**SOURCE DATA**:
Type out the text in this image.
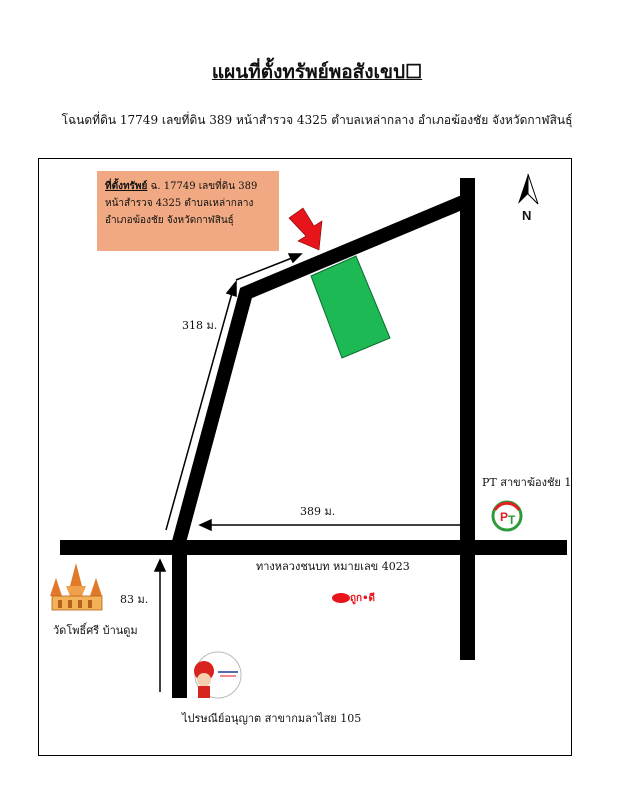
แผนที่ตั้งทรัพย์พอสังเขป☐
โฉนดที่ดิน 17749 เลขที่ดิน 389 หน้าสำรวจ 4325 ตำบลเหล่ากลาง อำเภอฆ้องชัย จังหวัดกาฬสินธุ์
P T
ที่ตั้งทรัพย์ ฉ. 17749 เลขที่ดิน 389
หน้าสำรวจ 4325 ตำบลเหล่ากลาง
อำเภอฆ้องชัย จังหวัดกาฬสินธุ์	N
318 ม.
389 ม.
83 ม.
PT สาขาฆ้องชัย 1
ทางหลวงชนบท หมายเลข 4023
ถูก•ดี
วัดโพธิ์ศรี บ้านดูม
ไปรษณีย์อนุญาต สาขากมลาไสย 105
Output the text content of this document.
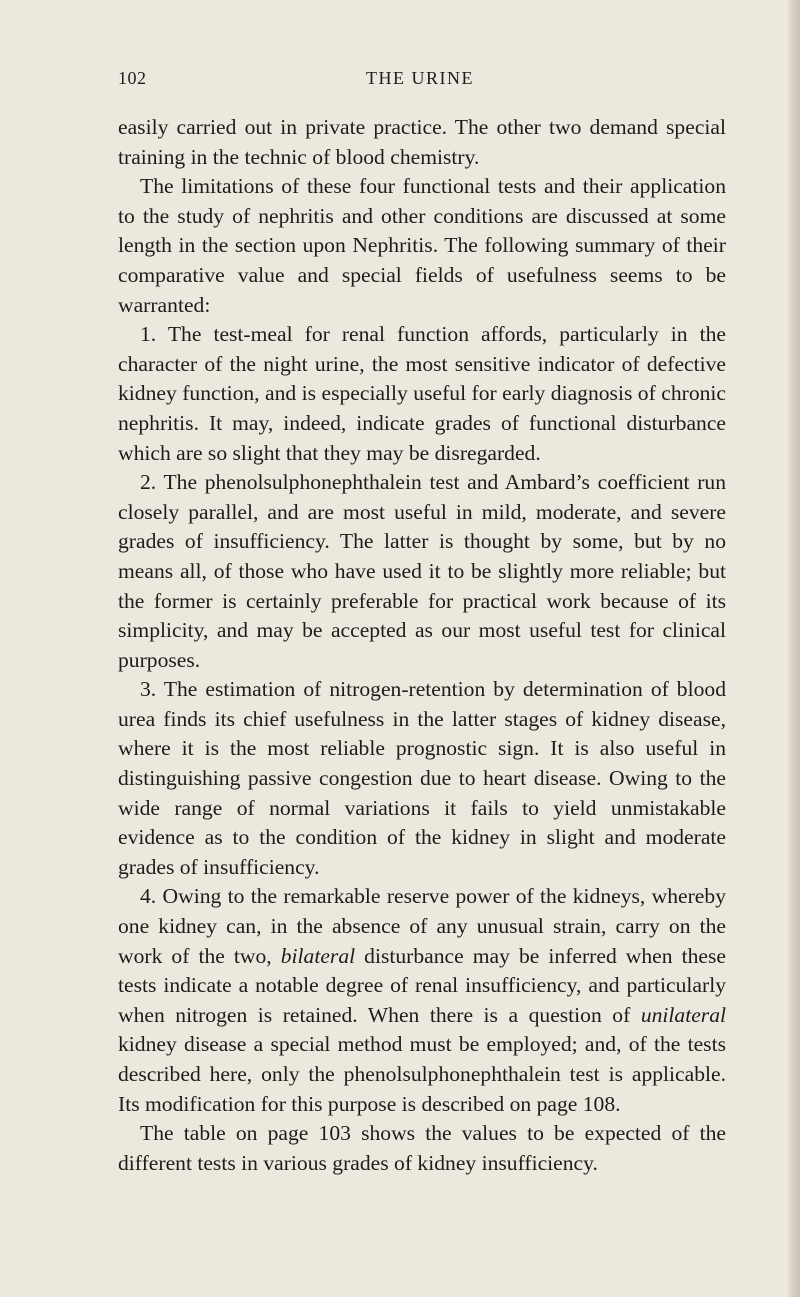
102	THE URINE

easily carried out in private practice. The other two demand special training in the technic of blood chemistry.

The limitations of these four functional tests and their application to the study of nephritis and other conditions are discussed at some length in the section upon Nephritis. The following summary of their comparative value and special fields of usefulness seems to be warranted:

1. The test-meal for renal function affords, particularly in the character of the night urine, the most sensitive indicator of defective kidney function, and is especially useful for early diagnosis of chronic nephritis. It may, indeed, indicate grades of functional disturbance which are so slight that they may be disregarded.

2. The phenolsulphonephthalein test and Ambard’s coefficient run closely parallel, and are most useful in mild, moderate, and severe grades of insufficiency. The latter is thought by some, but by no means all, of those who have used it to be slightly more reliable; but the former is certainly preferable for practical work because of its simplicity, and may be accepted as our most useful test for clinical purposes.

3. The estimation of nitrogen-retention by determination of blood urea finds its chief usefulness in the latter stages of kidney disease, where it is the most reliable prognostic sign. It is also useful in distinguishing passive congestion due to heart disease. Owing to the wide range of normal variations it fails to yield unmistakable evidence as to the condition of the kidney in slight and moderate grades of insufficiency.

4. Owing to the remarkable reserve power of the kidneys, whereby one kidney can, in the absence of any unusual strain, carry on the work of the two, bilateral disturbance may be inferred when these tests indicate a notable degree of renal insufficiency, and particularly when nitrogen is retained. When there is a question of unilateral kidney disease a special method must be employed; and, of the tests described here, only the phenolsulphonephthalein test is applicable. Its modification for this purpose is described on page 108.

The table on page 103 shows the values to be expected of the different tests in various grades of kidney insufficiency.
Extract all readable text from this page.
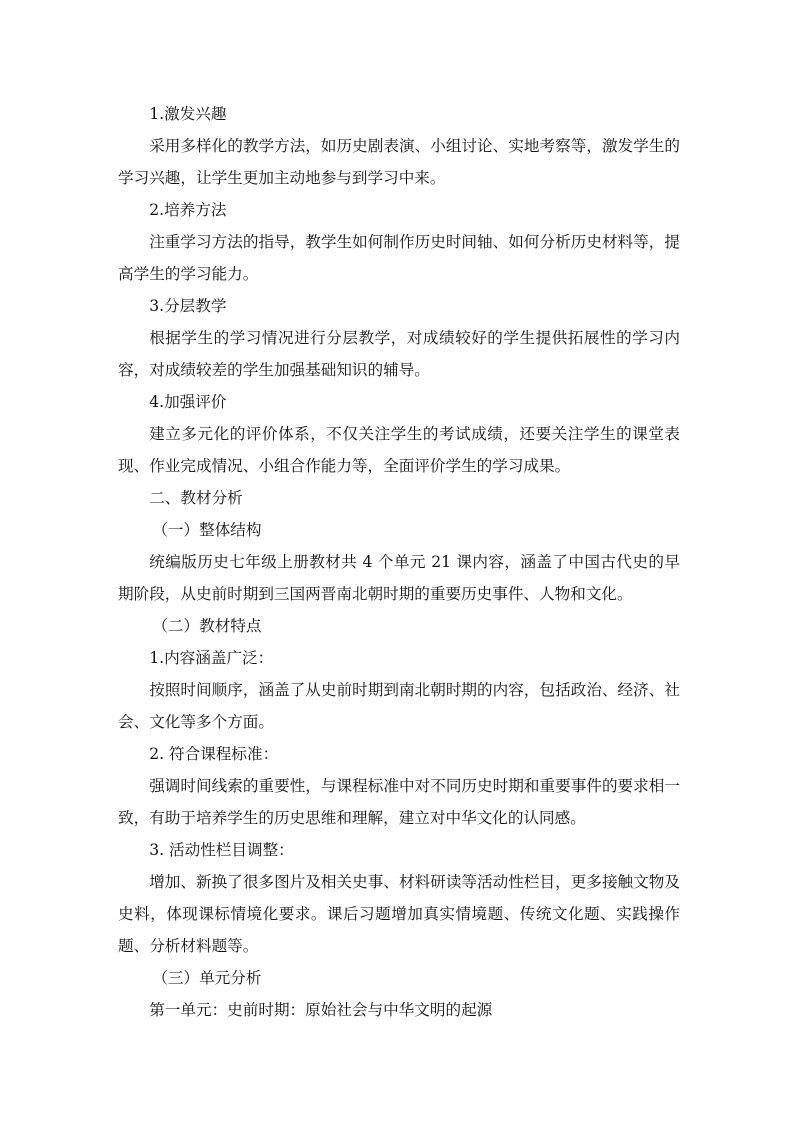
1.激发兴趣

采用多样化的教学方法，如历史剧表演、小组讨论、实地考察等，激发学生的学习兴趣，让学生更加主动地参与到学习中来。

2.培养方法

注重学习方法的指导，教学生如何制作历史时间轴、如何分析历史材料等，提高学生的学习能力。

3.分层教学

根据学生的学习情况进行分层教学，对成绩较好的学生提供拓展性的学习内容，对成绩较差的学生加强基础知识的辅导。

4.加强评价

建立多元化的评价体系，不仅关注学生的考试成绩，还要关注学生的课堂表现、作业完成情况、小组合作能力等，全面评价学生的学习成果。

二、教材分析

（一）整体结构

统编版历史七年级上册教材共 4 个单元 21 课内容，涵盖了中国古代史的早期阶段，从史前时期到三国两晋南北朝时期的重要历史事件、人物和文化。

（二）教材特点

1.内容涵盖广泛：

按照时间顺序，涵盖了从史前时期到南北朝时期的内容，包括政治、经济、社会、文化等多个方面。

2. 符合课程标准：

强调时间线索的重要性，与课程标准中对不同历史时期和重要事件的要求相一致，有助于培养学生的历史思维和理解，建立对中华文化的认同感。

3. 活动性栏目调整：

增加、新换了很多图片及相关史事、材料研读等活动性栏目，更多接触文物及史料，体现课标情境化要求。课后习题增加真实情境题、传统文化题、实践操作题、分析材料题等。

（三）单元分析

第一单元：史前时期：原始社会与中华文明的起源
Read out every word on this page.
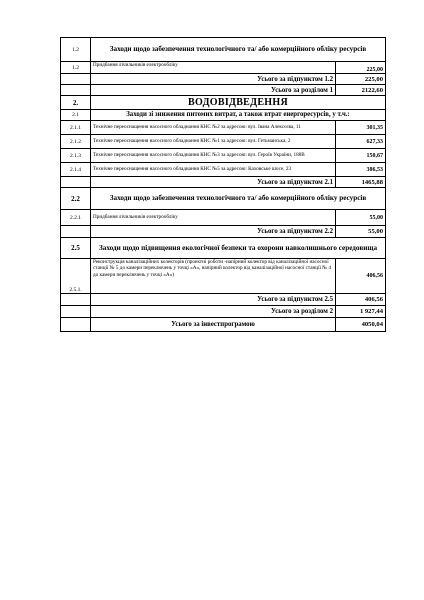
1.2	Заходи щодо забезпечення технологічного та/ або комерційного обліку ресурсів	
1.2	Придбання лічильників електрообліку	225,00
	Усього за підпунктом 1.2	225,00
	Усього за розділом 1	2122,60
2.	ВОДОВІДВЕДЕННЯ	
2.1	Заходи зі зниження питомих витрат, а також втрат енергоресурсів, у т.ч.:	
2.1.1	Технічне переоснащення насосного обладнання КНС №2 за адресою: вул. Івана Алексєєва, 11	301,35
2.1.2	Технічне переоснащення насосного обладнання КНС №1 за адресою: вул. Гетьманська, 2	627,33
2.1.3	Технічне переоснащення насосного обладнання КНС №3 за адресою: вул. Героїв України, 188В	150,67
2.1.4	Технічне переоснащення насосного обладнання КНС №5 за адресою: Каховське шосе, 23	386,53
	Усього за підпунктом 2.1	1465,88
2.2	Заходи щодо забезпечення технологічного та/ або комерційного обліку ресурсів	
2.2.1	Придбання лічильників електрообліку	55,00
	Усього за підпунктом 2.2	55,00
2.5	Заходи щодо підвищення екологічної безпеки та охорони навколишнього середовища	
2.5.1.	Реконструкція каналізаційних колекторів (проектні роботи -напірний колектор від каналізаційної насосної станції № 5 до камери переключень у точці «А», напірний колектор від каналізаційної насосної станції № 4 до камери переключень у точці «А»)	406,56
	Усього за підпунктом 2.5	406,56
	Усього за розділом 2	1 927,44
	Усього за інвестпрограмою	4050,04
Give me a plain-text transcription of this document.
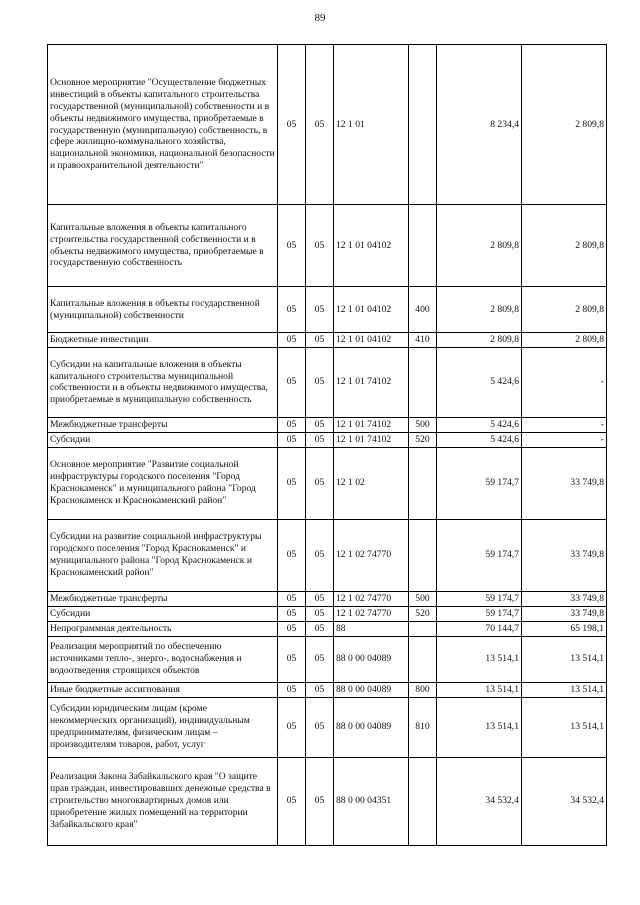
89
Основное мероприятие "Осуществление бюджетных инвестиций в объекты капитального строительства государственной (муниципальной) собственности и в объекты недвижимого имущества, приобретаемые в государственную (муниципальную) собственность, в сфере жилищно-коммунального хозяйства, национальной экономики, национальной безопасности и правоохранительной деятельности"	05	05	12 1 01		8 234,4	2 809,8
Капитальные вложения в объекты капитального строительства государственной собственности и в объекты недвижимого имущества, приобретаемые в государственную собственность	05	05	12 1 01 04102		2 809,8	2 809,8
Капитальные вложения в объекты государственной (муниципальной) собственности	05	05	12 1 01 04102	400	2 809,8	2 809,8
Бюджетные инвестиции	05	05	12 1 01 04102	410	2 809,8	2 809,8
Субсидии на капитальные вложения в объекты капитального строительства муниципальной собственности и в объекты недвижимого имущества, приобретаемые в муниципальную собственность	05	05	12 1 01 74102		5 424,6	-
Межбюджетные трансферты	05	05	12 1 01 74102	500	5 424,6	-
Субсидии	05	05	12 1 01 74102	520	5 424,6	-
Основное мероприятие "Развитие социальной инфраструктуры городского поселения "Город Краснокаменск" и муниципального района "Город Краснокаменск и Краснокаменский район"	05	05	12 1 02		59 174,7	33 749,8
Субсидии на развитие социальной инфраструктуры городского поселения "Город Краснокаменск" и муниципального района "Город Краснокаменск и Краснокаменский район"	05	05	12 1 02 74770		59 174,7	33 749,8
Межбюджетные трансферты	05	05	12 1 02 74770	500	59 174,7	33 749,8
Субсидии	05	05	12 1 02 74770	520	59 174,7	33 749,8
Непрограммная деятельность	05	05	88		70 144,7	65 198,1
Реализация мероприятий по обеспечению источниками тепло-, энерго-, водоснабжения и водоотведения строящихся объектов	05	05	88 0 00 04089		13 514,1	13 514,1
Иные бюджетные ассигнования	05	05	88 0 00 04089	800	13 514,1	13 514,1
Субсидии юридическим лицам (кроме некоммерческих организаций), индивидуальным предпринимателям, физическим лицам – производителям товаров, работ, услуг	05	05	88 0 00 04089	810	13 514,1	13 514,1
Реализация Закона Забайкальского края "О защите прав граждан, инвестировавших денежные средства в строительство многоквартирных домов или приобретение жилых помещений на территории Забайкальского края"	05	05	88 0 00 04351		34 532,4	34 532,4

**WRITTEN PROBLEM**: Set down all the entries exactly as they appear, but skip any pictures.

**ANSWER TO THIS TASK**:
Type out the text in this image.
แผนที่ตั้งทรัพย์พอสังเขป☐
โฉนดที่ดิน 17749 เลขที่ดิน 389 หน้าสำรวจ 4325 ตำบลเหล่ากลาง อำเภอฆ้องชัย จังหวัดกาฬสินธุ์
P T
ที่ตั้งทรัพย์ ฉ. 17749 เลขที่ดิน 389
หน้าสำรวจ 4325 ตำบลเหล่ากลาง
อำเภอฆ้องชัย จังหวัดกาฬสินธุ์	N
318 ม.
389 ม.
83 ม.
PT สาขาฆ้องชัย 1
ทางหลวงชนบท หมายเลข 4023
ถูก•ดี
วัดโพธิ์ศรี บ้านดูม
ไปรษณีย์อนุญาต สาขากมลาไสย 105
Output the text content of this document.
102	THE URINE

easily carried out in private practice. The other two demand special training in the technic of blood chemistry.

The limitations of these four functional tests and their application to the study of nephritis and other conditions are discussed at some length in the section upon Nephritis. The following summary of their comparative value and special fields of usefulness seems to be warranted:

1. The test-meal for renal function affords, particularly in the character of the night urine, the most sensitive indicator of defective kidney function, and is especially useful for early diagnosis of chronic nephritis. It may, indeed, indicate grades of functional disturbance which are so slight that they may be disregarded.

2. The phenolsulphonephthalein test and Ambard’s coefficient run closely parallel, and are most useful in mild, moderate, and severe grades of insufficiency. The latter is thought by some, but by no means all, of those who have used it to be slightly more reliable; but the former is certainly preferable for practical work because of its simplicity, and may be accepted as our most useful test for clinical purposes.

3. The estimation of nitrogen-retention by determination of blood urea finds its chief usefulness in the latter stages of kidney disease, where it is the most reliable prognostic sign. It is also useful in distinguishing passive congestion due to heart disease. Owing to the wide range of normal variations it fails to yield unmistakable evidence as to the condition of the kidney in slight and moderate grades of insufficiency.

4. Owing to the remarkable reserve power of the kidneys, whereby one kidney can, in the absence of any unusual strain, carry on the work of the two, bilateral disturbance may be inferred when these tests indicate a notable degree of renal insufficiency, and particularly when nitrogen is retained. When there is a question of unilateral kidney disease a special method must be employed; and, of the tests described here, only the phenolsulphonephthalein test is applicable. Its modification for this purpose is described on page 108.

The table on page 103 shows the values to be expected of the different tests in various grades of kidney insufficiency.
Extract all readable text from this page.
1.激发兴趣

采用多样化的教学方法，如历史剧表演、小组讨论、实地考察等，激发学生的学习兴趣，让学生更加主动地参与到学习中来。

2.培养方法

注重学习方法的指导，教学生如何制作历史时间轴、如何分析历史材料等，提高学生的学习能力。

3.分层教学

根据学生的学习情况进行分层教学，对成绩较好的学生提供拓展性的学习内容，对成绩较差的学生加强基础知识的辅导。

4.加强评价

建立多元化的评价体系，不仅关注学生的考试成绩，还要关注学生的课堂表现、作业完成情况、小组合作能力等，全面评价学生的学习成果。

二、教材分析

（一）整体结构

统编版历史七年级上册教材共 4 个单元 21 课内容，涵盖了中国古代史的早期阶段，从史前时期到三国两晋南北朝时期的重要历史事件、人物和文化。

（二）教材特点

1.内容涵盖广泛：

按照时间顺序，涵盖了从史前时期到南北朝时期的内容，包括政治、经济、社会、文化等多个方面。

2. 符合课程标准：

强调时间线索的重要性，与课程标准中对不同历史时期和重要事件的要求相一致，有助于培养学生的历史思维和理解，建立对中华文化的认同感。

3. 活动性栏目调整：

增加、新换了很多图片及相关史事、材料研读等活动性栏目，更多接触文物及史料，体现课标情境化要求。课后习题增加真实情境题、传统文化题、实践操作题、分析材料题等。

（三）单元分析

第一单元：史前时期：原始社会与中华文明的起源
Read out every word on this page.
1.2	Заходи щодо забезпечення технологічного та/ або комерційного обліку ресурсів	
1.2	Придбання лічильників електрообліку	225,00
	Усього за підпунктом 1.2	225,00
	Усього за розділом 1	2122,60
2.	ВОДОВІДВЕДЕННЯ	
2.1	Заходи зі зниження питомих витрат, а також втрат енергоресурсів, у т.ч.:	
2.1.1	Технічне переоснащення насосного обладнання КНС №2 за адресою: вул. Івана Алексєєва, 11	301,35
2.1.2	Технічне переоснащення насосного обладнання КНС №1 за адресою: вул. Гетьманська, 2	627,33
2.1.3	Технічне переоснащення насосного обладнання КНС №3 за адресою: вул. Героїв України, 188В	150,67
2.1.4	Технічне переоснащення насосного обладнання КНС №5 за адресою: Каховське шосе, 23	386,53
	Усього за підпунктом 2.1	1465,88
2.2	Заходи щодо забезпечення технологічного та/ або комерційного обліку ресурсів	
2.2.1	Придбання лічильників електрообліку	55,00
	Усього за підпунктом 2.2	55,00
2.5	Заходи щодо підвищення екологічної безпеки та охорони навколишнього середовища	
2.5.1.	Реконструкція каналізаційних колекторів (проектні роботи -напірний колектор від каналізаційної насосної станції № 5 до камери переключень у точці «А», напірний колектор від каналізаційної насосної станції № 4 до камери переключень у точці «А»)	406,56
	Усього за підпунктом 2.5	406,56
	Усього за розділом 2	1 927,44
	Усього за інвестпрограмою	4050,04
Give me a plain-text transcription of this document.
89
Основное мероприятие "Осуществление бюджетных инвестиций в объекты капитального строительства государственной (муниципальной) собственности и в объекты недвижимого имущества, приобретаемые в государственную (муниципальную) собственность, в сфере жилищно-коммунального хозяйства, национальной экономики, национальной безопасности и правоохранительной деятельности"	05	05	12 1 01		8 234,4	2 809,8
Капитальные вложения в объекты капитального строительства государственной собственности и в объекты недвижимого имущества, приобретаемые в государственную собственность	05	05	12 1 01 04102		2 809,8	2 809,8
Капитальные вложения в объекты государственной (муниципальной) собственности	05	05	12 1 01 04102	400	2 809,8	2 809,8
Бюджетные инвестиции	05	05	12 1 01 04102	410	2 809,8	2 809,8
Субсидии на капитальные вложения в объекты капитального строительства муниципальной собственности и в объекты недвижимого имущества, приобретаемые в муниципальную собственность	05	05	12 1 01 74102		5 424,6	-
Межбюджетные трансферты	05	05	12 1 01 74102	500	5 424,6	-
Субсидии	05	05	12 1 01 74102	520	5 424,6	-
Основное мероприятие "Развитие социальной инфраструктуры городского поселения "Город Краснокаменск" и муниципального района "Город Краснокаменск и Краснокаменский район"	05	05	12 1 02		59 174,7	33 749,8
Субсидии на развитие социальной инфраструктуры городского поселения "Город Краснокаменск" и муниципального района "Город Краснокаменск и Краснокаменский район"	05	05	12 1 02 74770		59 174,7	33 749,8
Межбюджетные трансферты	05	05	12 1 02 74770	500	59 174,7	33 749,8
Субсидии	05	05	12 1 02 74770	520	59 174,7	33 749,8
Непрограммная деятельность	05	05	88		70 144,7	65 198,1
Реализация мероприятий по обеспечению источниками тепло-, энерго-, водоснабжения и водоотведения строящихся объектов	05	05	88 0 00 04089		13 514,1	13 514,1
Иные бюджетные ассигнования	05	05	88 0 00 04089	800	13 514,1	13 514,1
Субсидии юридическим лицам (кроме некоммерческих организаций), индивидуальным предпринимателям, физическим лицам – производителям товаров, работ, услуг	05	05	88 0 00 04089	810	13 514,1	13 514,1
Реализация Закона Забайкальского края "О защите прав граждан, инвестировавших денежные средства в строительство многоквартирных домов или приобретение жилых помещений на территории Забайкальского края"	05	05	88 0 00 04351		34 532,4	34 532,4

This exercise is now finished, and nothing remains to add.